Le forze in campo riescono a trovare una specie di break-even-point, operando su un crinale espressivo posto al di fuori di qualsiasi tendenza prevalente nel jazz classico o contemporaneo…

// di Francesco Cataldo Verrina //

L’incontro tra i massimi referenti del post-punk e del post-bop elude le tendenze contemporanee, accentuando il concetto di relativismo del jazz e divenendo, al contempo, una sorta di smacco per un certo jazz eurocentrico mellifluo ed assiepato nel camerismo languoroso e fine a se stesso. Nel morganatico artistico fra James Brandon Lewis, la sezione ritmica dei Fugaci con l’aggiunta del chitarrista Anthony Pirog, c’è forse uno dei segreti per la sopravvivenza del jazz stesso o un tentativo, ben riuscito, di avvicinare il vernacolo afro-americano alle ultime generazioni. Il merito va a quattro musicisti, diversi ma affini, che hanno trovato un terreno comune serpeggiando tra vari stilemi sonori e schivando abilmente l’idea di un costrutto monolitico. The Messthetics è un termine arcaico che significa, i «Messaggeri», probabilmente una piccola astuzia a livello di marketing. Le cronache jazzistiche raccontano di un precedente relativo alla collaborazione, avvenuta nel 2006 e durata fino al 2012, tra il sassofonista tenore etiope Getatchew Mekurya e il gruppo punk olandese The Ex. A metà degli anni ’50, Mekurya, che indossava un copricapo con la criniera di leone esibendosi nelle sale da ballo di Addis Abeba, forgiò uno stile non dissimile, ma anteriore, a quello di Albert Ayler. Mekurya sosteneva di non aver mai ascoltato jazz fino agli anni ’60 e che la sua musica fosse basata sui canti di battaglia tradizionali dei guerrieri etiopi. Incontrando per caso Mekurya, nel 2006, durante un festival olandese, The Ex diedero vita ad progetto, all’epoca assai rivoluzionario ed innovativo.

● ● ●

**Obiettivo:** Nel testo citato, su che cosa si basava la musica di Getatchew Mekurya secondo quanto lui stesso sosteneva?

Elenchi di elementi e riquadri
● ● ●

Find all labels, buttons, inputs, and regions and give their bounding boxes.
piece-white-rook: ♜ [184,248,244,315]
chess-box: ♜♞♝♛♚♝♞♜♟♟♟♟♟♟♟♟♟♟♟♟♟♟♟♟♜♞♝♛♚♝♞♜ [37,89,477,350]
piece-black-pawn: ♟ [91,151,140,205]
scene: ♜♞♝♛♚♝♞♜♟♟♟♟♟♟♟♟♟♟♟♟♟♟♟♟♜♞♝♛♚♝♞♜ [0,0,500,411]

● ● ●

**Risposta corretta:** Sui canti di battaglia tradizionali dei guerrieri etiopi.